>> START EXCERPT PROVIDED

Integers are encoded in three possible ways:

Small Int

Values from -100 to +100 ("small int") are encoded into the type field itself, and can be read directly as 8-bit signed two's complement integers.

Fixed Width Int

Fixed width integers are stored as their absolute values in widths of 8, 16, 32, and 64 bits (in little endian byte order). The type field implies the sign of the integer.

[type] [byte 1 (low)] ... [byte x (high)]

Note: Because the sign is encoded into the type field, it's possible to encode the value 0 with a negative sign. -0 is not representable as an integer in most environments, so care must be taken after decoding to ensure that the sign is not lost (the most common approach is to convert it to a floating point type).

>> END EXCERPT PROVIDED
>> START RECORDED INFORMATION

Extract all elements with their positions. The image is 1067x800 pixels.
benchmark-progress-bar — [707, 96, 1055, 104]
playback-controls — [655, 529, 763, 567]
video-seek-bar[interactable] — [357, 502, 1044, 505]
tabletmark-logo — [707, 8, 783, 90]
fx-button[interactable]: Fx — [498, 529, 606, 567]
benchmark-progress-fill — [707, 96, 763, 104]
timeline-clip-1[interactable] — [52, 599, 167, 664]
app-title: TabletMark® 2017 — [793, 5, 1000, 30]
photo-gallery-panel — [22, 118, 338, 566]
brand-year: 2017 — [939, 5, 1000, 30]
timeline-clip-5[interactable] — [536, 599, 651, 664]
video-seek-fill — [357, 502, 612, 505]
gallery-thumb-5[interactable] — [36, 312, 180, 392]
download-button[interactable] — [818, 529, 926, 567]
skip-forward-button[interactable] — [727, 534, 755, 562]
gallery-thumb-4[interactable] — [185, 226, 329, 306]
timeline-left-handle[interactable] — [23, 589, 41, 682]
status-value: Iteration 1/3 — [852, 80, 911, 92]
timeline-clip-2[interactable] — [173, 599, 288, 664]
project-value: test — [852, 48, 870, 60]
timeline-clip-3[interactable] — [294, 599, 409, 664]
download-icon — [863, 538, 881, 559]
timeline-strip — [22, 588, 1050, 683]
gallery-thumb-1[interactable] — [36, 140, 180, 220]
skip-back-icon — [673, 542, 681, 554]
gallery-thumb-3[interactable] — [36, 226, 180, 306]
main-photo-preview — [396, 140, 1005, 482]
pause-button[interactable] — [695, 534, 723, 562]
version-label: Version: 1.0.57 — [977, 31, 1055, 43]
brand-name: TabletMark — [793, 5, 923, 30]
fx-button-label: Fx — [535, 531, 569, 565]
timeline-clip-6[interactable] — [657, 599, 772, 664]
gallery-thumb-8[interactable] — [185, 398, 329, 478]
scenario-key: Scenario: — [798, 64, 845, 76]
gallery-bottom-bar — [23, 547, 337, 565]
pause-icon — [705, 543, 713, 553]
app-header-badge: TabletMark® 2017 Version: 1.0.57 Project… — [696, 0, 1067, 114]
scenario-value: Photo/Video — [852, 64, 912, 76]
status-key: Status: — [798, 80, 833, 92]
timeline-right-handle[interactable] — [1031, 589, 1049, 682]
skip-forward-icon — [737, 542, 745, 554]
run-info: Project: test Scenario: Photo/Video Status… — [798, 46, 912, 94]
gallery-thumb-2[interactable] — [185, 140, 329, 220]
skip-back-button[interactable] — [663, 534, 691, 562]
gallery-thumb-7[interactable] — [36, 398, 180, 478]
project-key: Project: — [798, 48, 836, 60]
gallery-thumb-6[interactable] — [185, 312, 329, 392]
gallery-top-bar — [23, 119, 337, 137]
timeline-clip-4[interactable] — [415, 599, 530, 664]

>> END RECORDED INFORMATION

**YOUR GOAL:** Could you reproduce the integer encoding excerpt word for word, between "[type] [byte 1" and "floating point type).", inclusive? None of the data items are required for this.

**RESULT OF THE TASK:**
[type] [byte 1 (low)] ... [byte x (high)]

Note: Because the sign is encoded into the type field, it's possible to encode the value 0 with a negative sign. -0 is not representable as an integer in most environments, so care must be taken after decoding to ensure that the sign is not lost (the most common approach is to convert it to a floating point type).